**Given entries**

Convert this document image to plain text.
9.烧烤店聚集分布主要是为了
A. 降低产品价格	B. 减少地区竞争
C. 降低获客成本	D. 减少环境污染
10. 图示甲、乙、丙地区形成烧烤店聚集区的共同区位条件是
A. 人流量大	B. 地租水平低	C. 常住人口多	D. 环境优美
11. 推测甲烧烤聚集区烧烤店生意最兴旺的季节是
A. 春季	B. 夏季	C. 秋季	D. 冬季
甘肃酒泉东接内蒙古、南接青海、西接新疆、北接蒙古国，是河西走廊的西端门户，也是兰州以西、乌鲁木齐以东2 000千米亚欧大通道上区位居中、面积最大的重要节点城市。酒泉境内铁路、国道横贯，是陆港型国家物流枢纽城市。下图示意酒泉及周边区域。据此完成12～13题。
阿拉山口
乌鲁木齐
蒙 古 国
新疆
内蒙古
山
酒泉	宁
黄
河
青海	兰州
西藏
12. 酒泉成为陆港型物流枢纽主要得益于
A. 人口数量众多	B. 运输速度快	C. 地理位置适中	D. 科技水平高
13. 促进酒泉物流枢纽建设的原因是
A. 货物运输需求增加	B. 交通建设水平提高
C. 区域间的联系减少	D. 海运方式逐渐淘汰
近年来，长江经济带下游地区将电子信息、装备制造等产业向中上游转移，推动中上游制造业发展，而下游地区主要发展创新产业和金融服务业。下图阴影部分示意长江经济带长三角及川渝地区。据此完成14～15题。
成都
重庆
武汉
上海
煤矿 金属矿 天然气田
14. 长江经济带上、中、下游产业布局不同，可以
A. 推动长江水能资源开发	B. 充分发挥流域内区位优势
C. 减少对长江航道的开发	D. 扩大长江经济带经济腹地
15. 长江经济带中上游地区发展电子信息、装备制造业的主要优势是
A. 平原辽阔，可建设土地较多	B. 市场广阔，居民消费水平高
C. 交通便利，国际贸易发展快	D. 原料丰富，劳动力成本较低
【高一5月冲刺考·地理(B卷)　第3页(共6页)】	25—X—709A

**Exercise**
Repeat the entries shown above, every one, word for word.

**The result**
Convert this document image to plain text.
9.烧烤店聚集分布主要是为了
A. 降低产品价格	B. 减少地区竞争
C. 降低获客成本	D. 减少环境污染
10. 图示甲、乙、丙地区形成烧烤店聚集区的共同区位条件是
A. 人流量大	B. 地租水平低	C. 常住人口多	D. 环境优美
11. 推测甲烧烤聚集区烧烤店生意最兴旺的季节是
A. 春季	B. 夏季	C. 秋季	D. 冬季
甘肃酒泉东接内蒙古、南接青海、西接新疆、北接蒙古国，是河西走廊的西端门户，也是兰州以西、乌鲁木齐以东2 000千米亚欧大通道上区位居中、面积最大的重要节点城市。酒泉境内铁路、国道横贯，是陆港型国家物流枢纽城市。下图示意酒泉及周边区域。据此完成12～13题。
阿拉山口
乌鲁木齐
蒙 古 国
新疆
内蒙古
山
酒泉	宁
黄
河
青海	兰州
西藏
12. 酒泉成为陆港型物流枢纽主要得益于
A. 人口数量众多	B. 运输速度快	C. 地理位置适中	D. 科技水平高
13. 促进酒泉物流枢纽建设的原因是
A. 货物运输需求增加	B. 交通建设水平提高
C. 区域间的联系减少	D. 海运方式逐渐淘汰
近年来，长江经济带下游地区将电子信息、装备制造等产业向中上游转移，推动中上游制造业发展，而下游地区主要发展创新产业和金融服务业。下图阴影部分示意长江经济带长三角及川渝地区。据此完成14～15题。
成都
重庆
武汉
上海
煤矿 金属矿 天然气田
14. 长江经济带上、中、下游产业布局不同，可以
A. 推动长江水能资源开发	B. 充分发挥流域内区位优势
C. 减少对长江航道的开发	D. 扩大长江经济带经济腹地
15. 长江经济带中上游地区发展电子信息、装备制造业的主要优势是
A. 平原辽阔，可建设土地较多	B. 市场广阔，居民消费水平高
C. 交通便利，国际贸易发展快	D. 原料丰富，劳动力成本较低
【高一5月冲刺考·地理(B卷)　第3页(共6页)】	25—X—709A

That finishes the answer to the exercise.